[start of Data provided]
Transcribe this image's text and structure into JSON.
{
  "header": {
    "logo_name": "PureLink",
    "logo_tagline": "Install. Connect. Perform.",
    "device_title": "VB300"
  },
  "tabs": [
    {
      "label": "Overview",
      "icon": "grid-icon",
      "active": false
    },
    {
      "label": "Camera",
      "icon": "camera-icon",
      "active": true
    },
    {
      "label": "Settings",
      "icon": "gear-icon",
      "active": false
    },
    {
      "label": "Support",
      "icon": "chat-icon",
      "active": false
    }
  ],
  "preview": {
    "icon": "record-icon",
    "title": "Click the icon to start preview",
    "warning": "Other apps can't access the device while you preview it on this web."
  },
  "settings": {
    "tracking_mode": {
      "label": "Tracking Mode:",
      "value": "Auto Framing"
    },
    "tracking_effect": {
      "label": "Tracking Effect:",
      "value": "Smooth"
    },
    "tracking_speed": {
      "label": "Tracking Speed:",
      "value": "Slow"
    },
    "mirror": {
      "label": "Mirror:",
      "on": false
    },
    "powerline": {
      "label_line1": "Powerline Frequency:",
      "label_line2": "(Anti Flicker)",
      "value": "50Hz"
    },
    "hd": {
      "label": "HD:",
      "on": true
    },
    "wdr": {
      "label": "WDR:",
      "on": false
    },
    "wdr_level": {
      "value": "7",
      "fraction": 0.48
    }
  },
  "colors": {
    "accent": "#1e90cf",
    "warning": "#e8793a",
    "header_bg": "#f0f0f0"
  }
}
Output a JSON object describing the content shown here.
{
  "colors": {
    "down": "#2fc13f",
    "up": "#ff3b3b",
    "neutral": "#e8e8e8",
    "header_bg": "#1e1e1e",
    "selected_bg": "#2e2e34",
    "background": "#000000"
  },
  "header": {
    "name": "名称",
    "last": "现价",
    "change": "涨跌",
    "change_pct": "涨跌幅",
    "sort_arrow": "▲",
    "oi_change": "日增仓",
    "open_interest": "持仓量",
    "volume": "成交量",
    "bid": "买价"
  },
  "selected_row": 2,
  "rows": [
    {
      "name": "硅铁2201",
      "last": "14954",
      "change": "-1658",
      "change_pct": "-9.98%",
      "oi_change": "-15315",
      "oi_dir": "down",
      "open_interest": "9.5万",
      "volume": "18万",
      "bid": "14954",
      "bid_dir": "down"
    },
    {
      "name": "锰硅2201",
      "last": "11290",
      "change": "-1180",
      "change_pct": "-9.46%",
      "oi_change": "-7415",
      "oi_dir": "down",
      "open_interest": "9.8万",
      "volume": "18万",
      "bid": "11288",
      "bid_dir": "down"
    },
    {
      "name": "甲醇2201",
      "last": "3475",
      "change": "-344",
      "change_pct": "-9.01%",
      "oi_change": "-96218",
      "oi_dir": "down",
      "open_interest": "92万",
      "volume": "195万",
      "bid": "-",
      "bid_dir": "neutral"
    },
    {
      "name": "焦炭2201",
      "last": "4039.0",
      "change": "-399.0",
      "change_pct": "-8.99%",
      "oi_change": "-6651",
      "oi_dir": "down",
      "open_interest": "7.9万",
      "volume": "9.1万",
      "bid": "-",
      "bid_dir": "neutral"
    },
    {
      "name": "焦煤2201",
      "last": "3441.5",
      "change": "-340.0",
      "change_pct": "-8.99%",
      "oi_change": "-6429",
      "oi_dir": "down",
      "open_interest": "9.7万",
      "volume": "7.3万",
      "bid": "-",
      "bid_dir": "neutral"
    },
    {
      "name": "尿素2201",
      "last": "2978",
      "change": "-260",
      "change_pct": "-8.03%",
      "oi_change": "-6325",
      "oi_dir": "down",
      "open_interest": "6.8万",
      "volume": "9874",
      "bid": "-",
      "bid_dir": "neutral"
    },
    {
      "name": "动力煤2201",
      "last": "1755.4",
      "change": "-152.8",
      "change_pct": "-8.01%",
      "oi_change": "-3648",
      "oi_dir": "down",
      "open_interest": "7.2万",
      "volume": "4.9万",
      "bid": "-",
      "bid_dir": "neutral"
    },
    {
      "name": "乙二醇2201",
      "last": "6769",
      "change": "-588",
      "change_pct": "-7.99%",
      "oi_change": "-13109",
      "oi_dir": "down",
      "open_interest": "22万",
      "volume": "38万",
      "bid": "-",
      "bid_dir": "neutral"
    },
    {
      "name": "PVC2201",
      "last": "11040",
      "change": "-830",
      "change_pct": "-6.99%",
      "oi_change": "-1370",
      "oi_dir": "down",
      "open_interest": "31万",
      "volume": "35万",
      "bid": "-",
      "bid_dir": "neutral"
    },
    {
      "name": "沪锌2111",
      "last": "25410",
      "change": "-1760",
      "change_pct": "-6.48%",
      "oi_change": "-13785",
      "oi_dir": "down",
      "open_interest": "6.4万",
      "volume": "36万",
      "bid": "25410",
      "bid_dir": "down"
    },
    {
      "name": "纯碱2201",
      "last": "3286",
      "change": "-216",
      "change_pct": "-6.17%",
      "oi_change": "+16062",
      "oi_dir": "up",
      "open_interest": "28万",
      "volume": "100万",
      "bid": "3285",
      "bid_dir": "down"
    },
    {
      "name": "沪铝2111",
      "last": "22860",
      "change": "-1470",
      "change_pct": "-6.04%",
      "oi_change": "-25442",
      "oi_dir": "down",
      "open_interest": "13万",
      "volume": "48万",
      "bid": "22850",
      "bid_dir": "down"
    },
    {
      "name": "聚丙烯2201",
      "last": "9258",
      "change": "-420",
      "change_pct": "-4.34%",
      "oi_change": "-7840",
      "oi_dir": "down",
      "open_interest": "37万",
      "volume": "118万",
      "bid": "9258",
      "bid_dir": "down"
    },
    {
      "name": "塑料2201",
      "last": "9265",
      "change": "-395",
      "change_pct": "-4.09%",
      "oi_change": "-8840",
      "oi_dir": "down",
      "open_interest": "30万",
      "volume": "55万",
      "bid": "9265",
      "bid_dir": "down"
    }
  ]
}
[end of Data provided]
Gather each line of the records holding the string "value".

• Output below:
      "value": "Auto Framing"
      "value": "Smooth"
      "value": "Slow"
      "value": "50Hz"
      "value": "7",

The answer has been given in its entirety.